Figure data in JSON
● ● ● ●

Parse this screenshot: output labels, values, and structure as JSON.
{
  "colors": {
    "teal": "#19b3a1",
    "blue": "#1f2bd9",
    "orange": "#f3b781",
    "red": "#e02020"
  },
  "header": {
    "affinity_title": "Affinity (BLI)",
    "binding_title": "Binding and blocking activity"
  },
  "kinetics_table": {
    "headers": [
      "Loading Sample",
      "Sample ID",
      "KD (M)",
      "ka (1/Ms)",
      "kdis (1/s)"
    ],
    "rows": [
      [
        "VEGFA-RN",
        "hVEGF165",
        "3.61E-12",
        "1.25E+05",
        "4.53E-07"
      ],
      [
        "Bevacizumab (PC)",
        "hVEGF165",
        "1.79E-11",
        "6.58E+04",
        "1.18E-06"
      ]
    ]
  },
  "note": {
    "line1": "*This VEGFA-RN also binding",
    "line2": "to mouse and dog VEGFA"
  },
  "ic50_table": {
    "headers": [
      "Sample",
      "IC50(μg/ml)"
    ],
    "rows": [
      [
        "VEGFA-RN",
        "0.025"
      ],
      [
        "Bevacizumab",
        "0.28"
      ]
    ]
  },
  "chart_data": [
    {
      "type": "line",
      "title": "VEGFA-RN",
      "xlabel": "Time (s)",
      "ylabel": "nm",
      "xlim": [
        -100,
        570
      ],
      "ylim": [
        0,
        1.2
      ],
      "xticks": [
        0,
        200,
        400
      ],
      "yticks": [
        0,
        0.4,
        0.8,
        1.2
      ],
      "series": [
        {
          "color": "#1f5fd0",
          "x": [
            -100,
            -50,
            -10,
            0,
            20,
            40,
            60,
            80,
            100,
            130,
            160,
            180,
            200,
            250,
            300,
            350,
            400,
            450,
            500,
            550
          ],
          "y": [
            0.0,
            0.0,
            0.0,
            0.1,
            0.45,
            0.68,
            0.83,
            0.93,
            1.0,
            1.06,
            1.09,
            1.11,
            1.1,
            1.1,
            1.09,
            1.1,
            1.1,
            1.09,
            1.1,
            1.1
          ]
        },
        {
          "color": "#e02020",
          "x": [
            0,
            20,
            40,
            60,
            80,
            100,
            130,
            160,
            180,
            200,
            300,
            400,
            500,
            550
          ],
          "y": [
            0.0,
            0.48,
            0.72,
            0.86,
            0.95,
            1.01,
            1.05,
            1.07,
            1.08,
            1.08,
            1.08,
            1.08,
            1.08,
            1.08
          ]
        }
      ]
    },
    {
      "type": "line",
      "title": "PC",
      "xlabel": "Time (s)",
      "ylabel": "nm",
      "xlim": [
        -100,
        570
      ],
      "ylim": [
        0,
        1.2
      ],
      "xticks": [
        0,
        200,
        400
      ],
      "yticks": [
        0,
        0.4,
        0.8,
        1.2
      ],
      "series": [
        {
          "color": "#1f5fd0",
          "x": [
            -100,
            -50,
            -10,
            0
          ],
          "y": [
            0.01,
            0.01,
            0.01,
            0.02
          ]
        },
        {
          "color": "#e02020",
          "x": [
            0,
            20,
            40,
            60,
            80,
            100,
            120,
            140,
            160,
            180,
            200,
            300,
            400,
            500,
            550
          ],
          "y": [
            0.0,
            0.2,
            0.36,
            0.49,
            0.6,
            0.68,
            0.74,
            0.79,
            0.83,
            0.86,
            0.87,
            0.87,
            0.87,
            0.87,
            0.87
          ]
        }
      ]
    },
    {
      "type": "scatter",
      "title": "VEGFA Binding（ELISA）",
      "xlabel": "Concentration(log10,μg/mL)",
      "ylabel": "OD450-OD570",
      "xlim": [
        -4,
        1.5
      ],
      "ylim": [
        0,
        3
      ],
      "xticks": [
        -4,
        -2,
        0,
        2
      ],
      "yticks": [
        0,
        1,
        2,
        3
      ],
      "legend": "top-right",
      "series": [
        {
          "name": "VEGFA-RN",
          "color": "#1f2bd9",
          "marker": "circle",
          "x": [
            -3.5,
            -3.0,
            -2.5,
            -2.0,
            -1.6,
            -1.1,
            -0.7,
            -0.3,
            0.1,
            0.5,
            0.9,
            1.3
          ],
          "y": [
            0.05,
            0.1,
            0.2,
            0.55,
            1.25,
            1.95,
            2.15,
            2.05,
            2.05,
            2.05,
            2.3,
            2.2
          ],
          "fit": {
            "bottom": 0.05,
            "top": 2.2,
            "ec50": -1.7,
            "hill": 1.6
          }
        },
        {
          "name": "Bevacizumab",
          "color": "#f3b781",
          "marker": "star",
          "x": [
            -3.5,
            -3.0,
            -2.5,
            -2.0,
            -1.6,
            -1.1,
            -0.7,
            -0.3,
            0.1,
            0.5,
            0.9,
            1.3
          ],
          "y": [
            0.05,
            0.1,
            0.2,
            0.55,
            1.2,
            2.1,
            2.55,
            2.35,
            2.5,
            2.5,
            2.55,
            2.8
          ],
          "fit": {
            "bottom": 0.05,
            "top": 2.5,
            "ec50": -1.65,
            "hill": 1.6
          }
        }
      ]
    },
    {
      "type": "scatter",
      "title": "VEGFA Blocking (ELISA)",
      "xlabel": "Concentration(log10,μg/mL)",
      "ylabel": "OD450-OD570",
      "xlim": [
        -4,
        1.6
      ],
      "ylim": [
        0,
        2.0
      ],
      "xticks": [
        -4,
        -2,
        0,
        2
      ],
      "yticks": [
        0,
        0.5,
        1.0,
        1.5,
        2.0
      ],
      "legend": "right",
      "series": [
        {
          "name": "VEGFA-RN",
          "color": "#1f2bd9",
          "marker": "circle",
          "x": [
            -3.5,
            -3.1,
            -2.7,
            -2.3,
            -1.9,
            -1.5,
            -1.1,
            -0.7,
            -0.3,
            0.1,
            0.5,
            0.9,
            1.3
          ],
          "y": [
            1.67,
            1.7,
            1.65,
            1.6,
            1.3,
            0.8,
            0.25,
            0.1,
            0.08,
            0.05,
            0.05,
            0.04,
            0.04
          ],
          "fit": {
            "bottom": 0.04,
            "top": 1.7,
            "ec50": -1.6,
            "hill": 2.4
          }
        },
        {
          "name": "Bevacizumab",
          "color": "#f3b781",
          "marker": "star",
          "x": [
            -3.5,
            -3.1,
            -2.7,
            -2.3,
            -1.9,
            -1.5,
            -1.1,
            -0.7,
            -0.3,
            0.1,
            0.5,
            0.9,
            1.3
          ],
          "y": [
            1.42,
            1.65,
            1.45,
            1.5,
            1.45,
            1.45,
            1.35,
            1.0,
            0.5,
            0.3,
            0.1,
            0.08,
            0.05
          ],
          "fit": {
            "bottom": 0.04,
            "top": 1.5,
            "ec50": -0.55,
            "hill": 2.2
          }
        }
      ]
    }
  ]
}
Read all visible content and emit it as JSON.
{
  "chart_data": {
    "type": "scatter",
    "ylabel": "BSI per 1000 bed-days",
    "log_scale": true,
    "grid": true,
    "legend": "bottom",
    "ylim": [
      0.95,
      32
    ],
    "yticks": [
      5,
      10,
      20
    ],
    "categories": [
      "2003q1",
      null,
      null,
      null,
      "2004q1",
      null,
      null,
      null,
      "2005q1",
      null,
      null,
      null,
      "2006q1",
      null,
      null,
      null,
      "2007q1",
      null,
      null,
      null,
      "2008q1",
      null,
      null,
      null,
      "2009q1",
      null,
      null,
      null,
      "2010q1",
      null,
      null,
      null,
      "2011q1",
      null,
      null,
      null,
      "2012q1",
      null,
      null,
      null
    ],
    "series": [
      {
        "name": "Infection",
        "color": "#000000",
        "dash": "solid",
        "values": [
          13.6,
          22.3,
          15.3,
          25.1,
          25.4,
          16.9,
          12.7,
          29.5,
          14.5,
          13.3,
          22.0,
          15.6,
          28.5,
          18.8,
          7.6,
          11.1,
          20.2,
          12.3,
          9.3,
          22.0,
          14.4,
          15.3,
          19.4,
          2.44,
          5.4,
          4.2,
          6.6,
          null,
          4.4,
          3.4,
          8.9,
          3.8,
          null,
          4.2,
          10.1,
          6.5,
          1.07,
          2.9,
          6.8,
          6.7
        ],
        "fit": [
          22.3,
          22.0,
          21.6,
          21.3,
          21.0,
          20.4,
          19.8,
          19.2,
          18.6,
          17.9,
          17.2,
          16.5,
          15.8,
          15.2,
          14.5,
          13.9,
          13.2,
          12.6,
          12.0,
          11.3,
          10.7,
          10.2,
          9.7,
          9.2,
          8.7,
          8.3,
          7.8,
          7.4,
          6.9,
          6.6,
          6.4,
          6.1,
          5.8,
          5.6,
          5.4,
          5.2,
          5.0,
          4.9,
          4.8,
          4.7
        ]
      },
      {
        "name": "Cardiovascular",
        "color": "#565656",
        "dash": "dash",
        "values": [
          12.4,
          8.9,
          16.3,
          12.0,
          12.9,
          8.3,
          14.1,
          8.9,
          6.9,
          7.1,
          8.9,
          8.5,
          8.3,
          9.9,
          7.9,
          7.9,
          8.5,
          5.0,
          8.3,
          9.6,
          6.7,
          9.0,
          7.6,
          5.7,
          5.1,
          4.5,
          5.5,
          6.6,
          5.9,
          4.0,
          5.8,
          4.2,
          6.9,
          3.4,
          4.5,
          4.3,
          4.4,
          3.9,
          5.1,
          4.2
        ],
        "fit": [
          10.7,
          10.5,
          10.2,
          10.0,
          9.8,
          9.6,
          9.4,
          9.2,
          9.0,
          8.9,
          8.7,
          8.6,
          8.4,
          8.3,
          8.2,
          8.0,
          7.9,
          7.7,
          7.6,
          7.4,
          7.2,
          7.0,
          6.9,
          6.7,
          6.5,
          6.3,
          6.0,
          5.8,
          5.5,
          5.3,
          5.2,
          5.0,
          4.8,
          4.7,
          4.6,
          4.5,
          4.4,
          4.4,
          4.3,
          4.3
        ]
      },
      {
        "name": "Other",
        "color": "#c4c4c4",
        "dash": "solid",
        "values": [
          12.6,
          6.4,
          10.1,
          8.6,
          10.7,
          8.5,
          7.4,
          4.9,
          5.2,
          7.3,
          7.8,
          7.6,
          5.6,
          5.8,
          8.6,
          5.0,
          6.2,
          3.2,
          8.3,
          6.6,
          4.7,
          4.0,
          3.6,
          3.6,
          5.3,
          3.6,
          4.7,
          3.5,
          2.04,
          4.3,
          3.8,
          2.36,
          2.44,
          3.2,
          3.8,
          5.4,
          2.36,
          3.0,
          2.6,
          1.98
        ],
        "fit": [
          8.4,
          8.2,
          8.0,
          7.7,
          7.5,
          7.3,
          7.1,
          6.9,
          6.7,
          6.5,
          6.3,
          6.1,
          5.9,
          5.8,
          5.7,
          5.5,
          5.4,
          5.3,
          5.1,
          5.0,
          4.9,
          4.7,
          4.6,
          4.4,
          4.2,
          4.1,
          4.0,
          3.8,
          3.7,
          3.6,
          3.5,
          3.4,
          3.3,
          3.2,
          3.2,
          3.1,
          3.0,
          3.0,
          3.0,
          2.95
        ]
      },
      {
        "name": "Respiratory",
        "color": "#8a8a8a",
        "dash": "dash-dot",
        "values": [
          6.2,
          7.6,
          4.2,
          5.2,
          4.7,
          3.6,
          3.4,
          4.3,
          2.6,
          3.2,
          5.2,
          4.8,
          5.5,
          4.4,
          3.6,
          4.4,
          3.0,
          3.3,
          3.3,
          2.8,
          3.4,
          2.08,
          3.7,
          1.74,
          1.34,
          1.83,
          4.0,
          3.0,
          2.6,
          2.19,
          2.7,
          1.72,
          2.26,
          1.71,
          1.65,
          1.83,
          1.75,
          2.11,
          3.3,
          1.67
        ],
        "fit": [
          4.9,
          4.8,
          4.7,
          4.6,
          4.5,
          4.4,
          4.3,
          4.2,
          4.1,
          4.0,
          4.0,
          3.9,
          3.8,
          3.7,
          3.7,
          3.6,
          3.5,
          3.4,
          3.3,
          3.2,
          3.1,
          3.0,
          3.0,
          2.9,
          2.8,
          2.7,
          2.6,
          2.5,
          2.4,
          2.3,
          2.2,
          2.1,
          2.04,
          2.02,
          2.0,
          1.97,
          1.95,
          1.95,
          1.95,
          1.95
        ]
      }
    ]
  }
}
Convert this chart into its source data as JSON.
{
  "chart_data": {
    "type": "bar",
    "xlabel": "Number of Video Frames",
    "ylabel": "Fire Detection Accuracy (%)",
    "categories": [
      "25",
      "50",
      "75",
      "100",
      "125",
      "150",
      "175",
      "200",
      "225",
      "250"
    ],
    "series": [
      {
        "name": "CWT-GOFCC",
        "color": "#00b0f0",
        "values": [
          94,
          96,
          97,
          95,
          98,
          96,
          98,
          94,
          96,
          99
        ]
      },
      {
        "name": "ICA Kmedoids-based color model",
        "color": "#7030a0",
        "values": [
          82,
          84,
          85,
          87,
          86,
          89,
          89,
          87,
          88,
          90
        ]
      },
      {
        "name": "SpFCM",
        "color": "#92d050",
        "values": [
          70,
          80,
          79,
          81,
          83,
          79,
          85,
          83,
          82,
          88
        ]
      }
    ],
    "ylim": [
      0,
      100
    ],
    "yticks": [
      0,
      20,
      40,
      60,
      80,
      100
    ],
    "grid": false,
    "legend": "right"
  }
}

● ● ● ●

> _WRITTEN EXERCISE_: Copy, from the material, each line that holds the string "right".

> _FINAL RESULT_:
      "legend": "top-right",
      "legend": "right",
    "legend": "right"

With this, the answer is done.